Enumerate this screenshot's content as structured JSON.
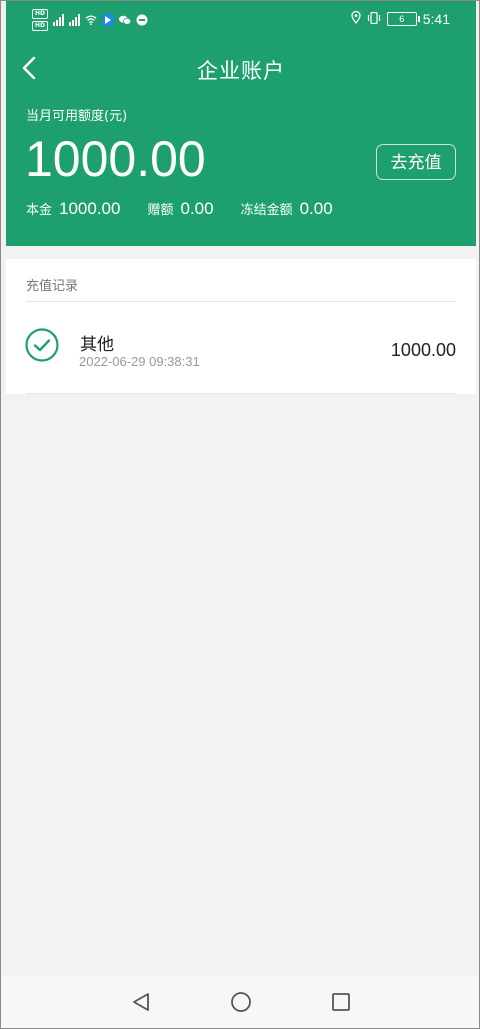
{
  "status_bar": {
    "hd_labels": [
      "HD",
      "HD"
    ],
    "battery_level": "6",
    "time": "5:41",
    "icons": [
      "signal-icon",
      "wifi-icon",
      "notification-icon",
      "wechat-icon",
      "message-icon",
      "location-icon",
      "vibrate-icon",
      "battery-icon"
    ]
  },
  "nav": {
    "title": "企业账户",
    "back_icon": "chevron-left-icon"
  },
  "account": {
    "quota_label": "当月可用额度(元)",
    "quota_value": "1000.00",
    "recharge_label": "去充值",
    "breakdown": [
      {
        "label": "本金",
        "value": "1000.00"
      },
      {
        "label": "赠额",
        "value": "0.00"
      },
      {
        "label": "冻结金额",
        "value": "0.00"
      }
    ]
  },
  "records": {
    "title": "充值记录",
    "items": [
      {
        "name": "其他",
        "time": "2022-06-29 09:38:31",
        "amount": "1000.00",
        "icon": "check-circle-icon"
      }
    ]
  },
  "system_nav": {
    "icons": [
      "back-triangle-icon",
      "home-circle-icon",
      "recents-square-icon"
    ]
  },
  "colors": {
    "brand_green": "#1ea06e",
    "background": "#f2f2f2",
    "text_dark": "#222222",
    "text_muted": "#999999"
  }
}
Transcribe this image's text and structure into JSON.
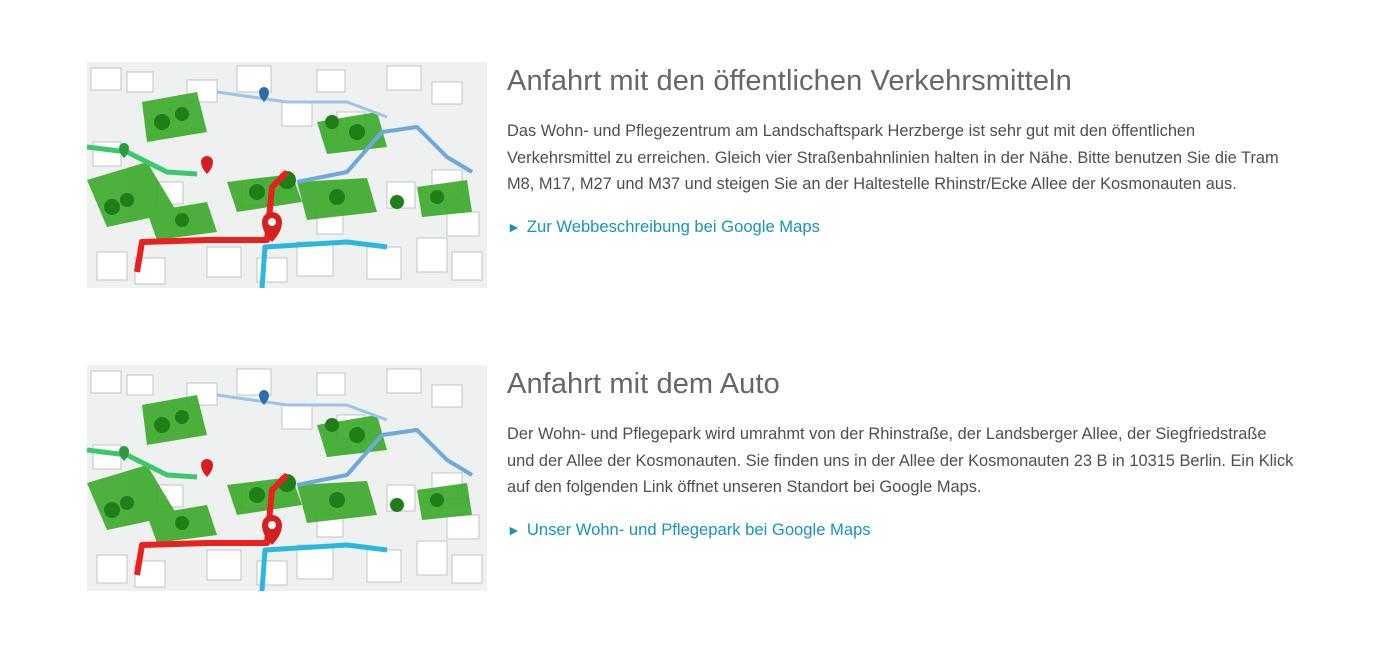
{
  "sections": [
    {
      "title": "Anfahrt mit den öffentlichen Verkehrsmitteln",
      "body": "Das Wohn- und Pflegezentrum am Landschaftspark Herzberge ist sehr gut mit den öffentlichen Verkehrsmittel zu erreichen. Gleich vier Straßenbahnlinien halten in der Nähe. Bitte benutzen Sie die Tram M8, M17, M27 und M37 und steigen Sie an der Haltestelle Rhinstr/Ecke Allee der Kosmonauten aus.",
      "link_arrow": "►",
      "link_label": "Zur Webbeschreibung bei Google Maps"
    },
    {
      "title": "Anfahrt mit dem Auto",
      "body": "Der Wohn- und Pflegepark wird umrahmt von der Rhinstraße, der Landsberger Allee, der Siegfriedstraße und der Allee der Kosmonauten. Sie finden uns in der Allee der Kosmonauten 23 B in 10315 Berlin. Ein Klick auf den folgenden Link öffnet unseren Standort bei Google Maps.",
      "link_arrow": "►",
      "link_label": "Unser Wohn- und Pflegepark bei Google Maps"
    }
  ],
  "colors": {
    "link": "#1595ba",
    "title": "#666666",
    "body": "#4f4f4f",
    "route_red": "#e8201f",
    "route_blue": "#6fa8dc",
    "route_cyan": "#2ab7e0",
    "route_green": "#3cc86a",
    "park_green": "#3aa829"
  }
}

#### [Exercise directions]
Show the lines of the data that hold the word "Anfahrt".

#### [Problem solution]
      "title": "Anfahrt mit den öffentlichen Verkehrsmitteln",
      "title": "Anfahrt mit dem Auto",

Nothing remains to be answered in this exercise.